**GIVEN DATA:**
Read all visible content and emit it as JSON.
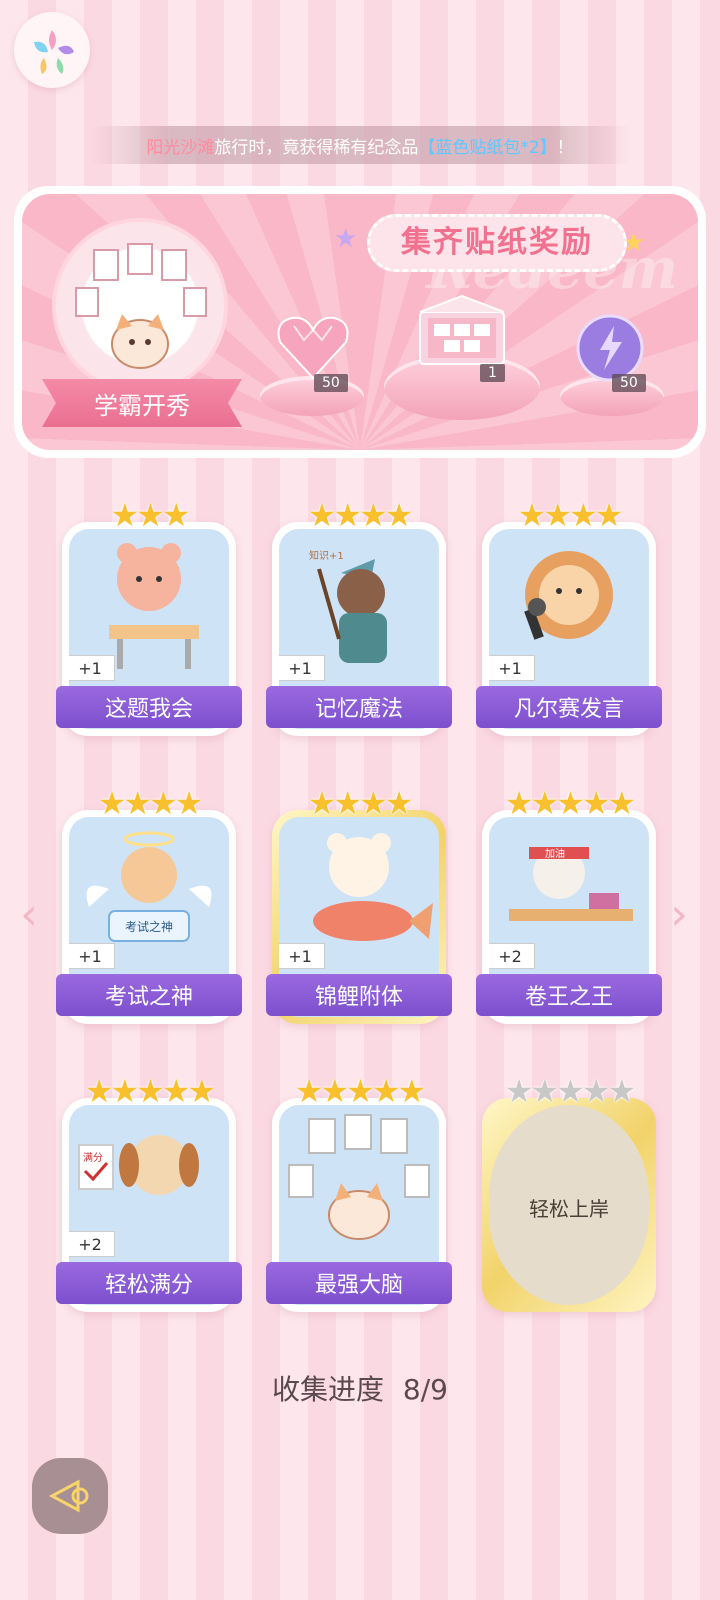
{
  "ticker": {
    "location": "阳光沙滩",
    "text": "旅行时，竟获得稀有纪念品",
    "item": "【蓝色贴纸包*2】",
    "end": "！"
  },
  "banner": {
    "title": "集齐贴纸奖励",
    "watermark": "Redeem",
    "collection_name": "学霸开秀",
    "rewards": [
      {
        "name": "heart-gem",
        "count": "50"
      },
      {
        "name": "sticker-gift-box",
        "count": "1"
      },
      {
        "name": "energy-orb",
        "count": "50"
      }
    ]
  },
  "stickers": [
    {
      "label": "这题我会",
      "bonus": "+1",
      "stars": "★★★",
      "variant": "normal"
    },
    {
      "label": "记忆魔法",
      "bonus": "+1",
      "stars": "★★★★",
      "variant": "normal"
    },
    {
      "label": "凡尔赛发言",
      "bonus": "+1",
      "stars": "★★★★",
      "variant": "normal"
    },
    {
      "label": "考试之神",
      "bonus": "+1",
      "stars": "★★★★",
      "variant": "normal"
    },
    {
      "label": "锦鲤附体",
      "bonus": "+1",
      "stars": "★★★★",
      "variant": "gold"
    },
    {
      "label": "卷王之王",
      "bonus": "+2",
      "stars": "★★★★★",
      "variant": "normal"
    },
    {
      "label": "轻松满分",
      "bonus": "+2",
      "stars": "★★★★★",
      "variant": "normal"
    },
    {
      "label": "最强大脑",
      "bonus": "",
      "stars": "★★★★★",
      "variant": "normal"
    },
    {
      "label": "轻松上岸",
      "bonus": "",
      "stars": "★★★★★",
      "variant": "locked"
    }
  ],
  "progress": {
    "label": "收集进度",
    "value": "8/9"
  },
  "icons": {
    "logo": "app-logo-icon",
    "prev": "chevron-left-icon",
    "next": "chevron-right-icon",
    "back": "back-arrow-icon"
  }
}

**WHAT IS ASKED:** Reproduce the data word for word, excluding its pictures.

**EXERCISE SOLUTION:**
Read all visible content and emit it as JSON.
{
  "ticker": {
    "location": "阳光沙滩",
    "text": "旅行时，竟获得稀有纪念品",
    "item": "【蓝色贴纸包*2】",
    "end": "！"
  },
  "banner": {
    "title": "集齐贴纸奖励",
    "watermark": "Redeem",
    "collection_name": "学霸开秀",
    "rewards": [
      {
        "name": "heart-gem",
        "count": "50"
      },
      {
        "name": "sticker-gift-box",
        "count": "1"
      },
      {
        "name": "energy-orb",
        "count": "50"
      }
    ]
  },
  "stickers": [
    {
      "label": "这题我会",
      "bonus": "+1",
      "stars": "★★★",
      "variant": "normal"
    },
    {
      "label": "记忆魔法",
      "bonus": "+1",
      "stars": "★★★★",
      "variant": "normal"
    },
    {
      "label": "凡尔赛发言",
      "bonus": "+1",
      "stars": "★★★★",
      "variant": "normal"
    },
    {
      "label": "考试之神",
      "bonus": "+1",
      "stars": "★★★★",
      "variant": "normal"
    },
    {
      "label": "锦鲤附体",
      "bonus": "+1",
      "stars": "★★★★",
      "variant": "gold"
    },
    {
      "label": "卷王之王",
      "bonus": "+2",
      "stars": "★★★★★",
      "variant": "normal"
    },
    {
      "label": "轻松满分",
      "bonus": "+2",
      "stars": "★★★★★",
      "variant": "normal"
    },
    {
      "label": "最强大脑",
      "bonus": "",
      "stars": "★★★★★",
      "variant": "normal"
    },
    {
      "label": "轻松上岸",
      "bonus": "",
      "stars": "★★★★★",
      "variant": "locked"
    }
  ],
  "progress": {
    "label": "收集进度",
    "value": "8/9"
  },
  "icons": {
    "logo": "app-logo-icon",
    "prev": "chevron-left-icon",
    "next": "chevron-right-icon",
    "back": "back-arrow-icon"
  }
}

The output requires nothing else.